→ **Problem description**: Find each line holding "title" and copy it out.

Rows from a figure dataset
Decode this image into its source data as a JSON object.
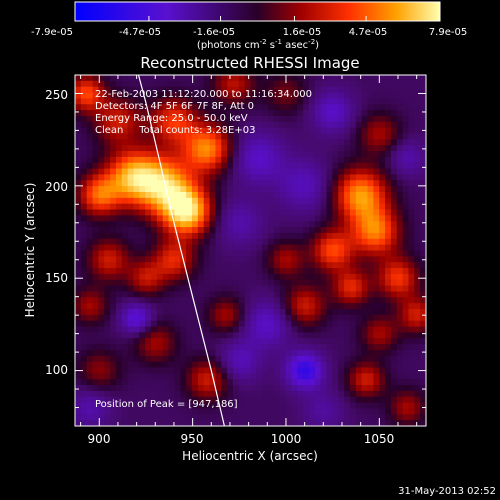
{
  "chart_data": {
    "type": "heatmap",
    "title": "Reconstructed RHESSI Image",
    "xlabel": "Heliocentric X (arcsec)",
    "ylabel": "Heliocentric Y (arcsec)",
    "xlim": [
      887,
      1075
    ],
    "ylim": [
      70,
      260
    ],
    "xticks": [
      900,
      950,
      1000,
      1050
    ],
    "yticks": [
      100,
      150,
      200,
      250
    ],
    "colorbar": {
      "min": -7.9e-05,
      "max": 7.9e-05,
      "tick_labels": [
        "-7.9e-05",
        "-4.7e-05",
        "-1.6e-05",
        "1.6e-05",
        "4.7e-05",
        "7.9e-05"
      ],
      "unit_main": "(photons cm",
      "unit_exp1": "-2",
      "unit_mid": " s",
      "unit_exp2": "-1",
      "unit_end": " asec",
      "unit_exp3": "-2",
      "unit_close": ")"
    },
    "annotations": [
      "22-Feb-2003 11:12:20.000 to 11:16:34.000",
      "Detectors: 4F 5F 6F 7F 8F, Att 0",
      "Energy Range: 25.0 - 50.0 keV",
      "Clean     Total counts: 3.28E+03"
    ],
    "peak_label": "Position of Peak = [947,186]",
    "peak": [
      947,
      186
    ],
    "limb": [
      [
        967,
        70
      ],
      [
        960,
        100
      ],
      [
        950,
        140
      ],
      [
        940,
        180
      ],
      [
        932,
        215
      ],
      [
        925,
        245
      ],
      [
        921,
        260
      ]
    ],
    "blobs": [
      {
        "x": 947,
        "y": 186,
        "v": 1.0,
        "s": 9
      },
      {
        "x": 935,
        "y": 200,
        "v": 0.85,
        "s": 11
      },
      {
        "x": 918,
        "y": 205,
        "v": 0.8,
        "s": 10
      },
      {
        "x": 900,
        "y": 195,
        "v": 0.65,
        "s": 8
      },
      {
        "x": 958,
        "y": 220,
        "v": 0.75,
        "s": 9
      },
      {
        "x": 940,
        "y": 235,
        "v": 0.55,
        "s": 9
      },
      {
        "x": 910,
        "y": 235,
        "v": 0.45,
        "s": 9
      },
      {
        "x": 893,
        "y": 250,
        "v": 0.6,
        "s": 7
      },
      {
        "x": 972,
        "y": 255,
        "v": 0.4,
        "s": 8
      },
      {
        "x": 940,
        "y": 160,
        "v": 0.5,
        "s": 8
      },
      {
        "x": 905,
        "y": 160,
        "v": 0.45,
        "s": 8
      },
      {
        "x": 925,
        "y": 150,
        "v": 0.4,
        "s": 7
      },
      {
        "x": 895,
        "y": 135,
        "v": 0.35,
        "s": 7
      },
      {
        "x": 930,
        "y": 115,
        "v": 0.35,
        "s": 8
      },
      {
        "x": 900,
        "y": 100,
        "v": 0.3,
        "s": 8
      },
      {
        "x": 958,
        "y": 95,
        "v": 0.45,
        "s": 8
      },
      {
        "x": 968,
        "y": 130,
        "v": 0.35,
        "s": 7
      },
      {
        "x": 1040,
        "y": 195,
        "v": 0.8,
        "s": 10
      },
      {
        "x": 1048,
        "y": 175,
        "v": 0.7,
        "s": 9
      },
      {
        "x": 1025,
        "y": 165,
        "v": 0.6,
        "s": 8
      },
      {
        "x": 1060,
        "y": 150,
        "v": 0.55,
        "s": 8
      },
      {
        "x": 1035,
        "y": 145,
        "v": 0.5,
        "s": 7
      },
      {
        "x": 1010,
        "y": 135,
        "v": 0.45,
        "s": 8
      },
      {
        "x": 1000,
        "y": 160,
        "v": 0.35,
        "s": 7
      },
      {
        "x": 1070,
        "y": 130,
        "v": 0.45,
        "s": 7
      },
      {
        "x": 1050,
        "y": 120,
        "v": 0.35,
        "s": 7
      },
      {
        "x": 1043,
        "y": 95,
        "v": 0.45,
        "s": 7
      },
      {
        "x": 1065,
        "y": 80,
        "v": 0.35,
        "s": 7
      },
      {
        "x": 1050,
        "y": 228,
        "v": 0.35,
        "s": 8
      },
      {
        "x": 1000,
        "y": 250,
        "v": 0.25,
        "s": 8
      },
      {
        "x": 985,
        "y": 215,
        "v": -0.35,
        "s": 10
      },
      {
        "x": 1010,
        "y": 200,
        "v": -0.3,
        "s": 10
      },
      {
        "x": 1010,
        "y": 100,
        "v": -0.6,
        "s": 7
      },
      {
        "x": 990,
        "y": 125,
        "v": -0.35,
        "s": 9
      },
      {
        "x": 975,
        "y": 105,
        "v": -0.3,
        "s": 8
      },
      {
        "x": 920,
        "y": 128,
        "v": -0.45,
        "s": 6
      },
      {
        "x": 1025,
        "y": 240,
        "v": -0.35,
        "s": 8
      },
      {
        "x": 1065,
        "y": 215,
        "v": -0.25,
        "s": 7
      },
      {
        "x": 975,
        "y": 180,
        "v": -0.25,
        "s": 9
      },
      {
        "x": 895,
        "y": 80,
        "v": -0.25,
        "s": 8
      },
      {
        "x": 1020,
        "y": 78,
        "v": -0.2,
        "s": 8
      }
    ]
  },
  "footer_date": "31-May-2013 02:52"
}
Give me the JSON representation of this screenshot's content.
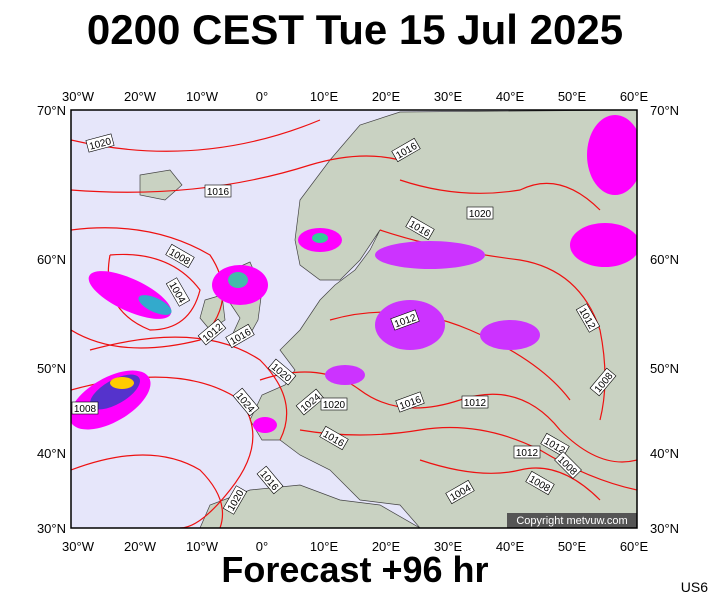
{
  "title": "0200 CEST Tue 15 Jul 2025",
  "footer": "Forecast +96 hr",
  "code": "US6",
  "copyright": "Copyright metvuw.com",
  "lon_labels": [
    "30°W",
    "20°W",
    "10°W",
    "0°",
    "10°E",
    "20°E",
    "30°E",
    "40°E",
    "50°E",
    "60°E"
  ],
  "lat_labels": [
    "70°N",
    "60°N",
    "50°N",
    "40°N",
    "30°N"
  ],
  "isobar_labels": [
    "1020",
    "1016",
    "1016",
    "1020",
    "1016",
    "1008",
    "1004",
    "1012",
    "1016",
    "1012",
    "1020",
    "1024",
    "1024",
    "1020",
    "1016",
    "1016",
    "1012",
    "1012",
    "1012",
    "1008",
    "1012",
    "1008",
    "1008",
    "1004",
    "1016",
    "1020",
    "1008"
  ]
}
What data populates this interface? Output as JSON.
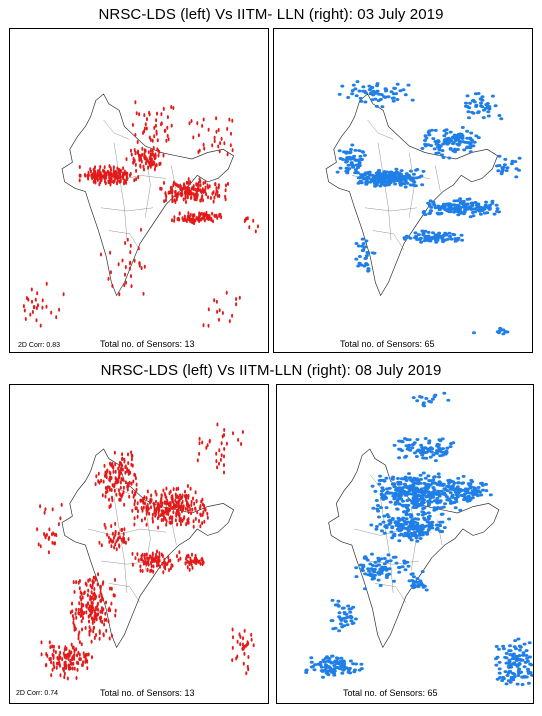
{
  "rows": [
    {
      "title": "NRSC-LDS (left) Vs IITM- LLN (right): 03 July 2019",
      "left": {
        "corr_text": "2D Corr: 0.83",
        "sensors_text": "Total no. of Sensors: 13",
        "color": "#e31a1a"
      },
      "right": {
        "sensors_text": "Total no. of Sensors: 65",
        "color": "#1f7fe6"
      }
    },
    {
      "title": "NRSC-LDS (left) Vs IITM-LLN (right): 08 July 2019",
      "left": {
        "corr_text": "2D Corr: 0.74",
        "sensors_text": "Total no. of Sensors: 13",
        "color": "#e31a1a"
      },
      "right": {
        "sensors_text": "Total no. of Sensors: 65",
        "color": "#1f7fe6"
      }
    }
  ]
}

→ **Exercise output**:
    "title": "Reconstructed RHESSI Image",
  "title": "0200 CEST Tue 15 Jul 2025",
      "title": "NRSC-LDS (left) Vs IITM- LLN (right): 03 July 2019",
      "title": "NRSC-LDS (left) Vs IITM-LLN (right): 08 July 2019",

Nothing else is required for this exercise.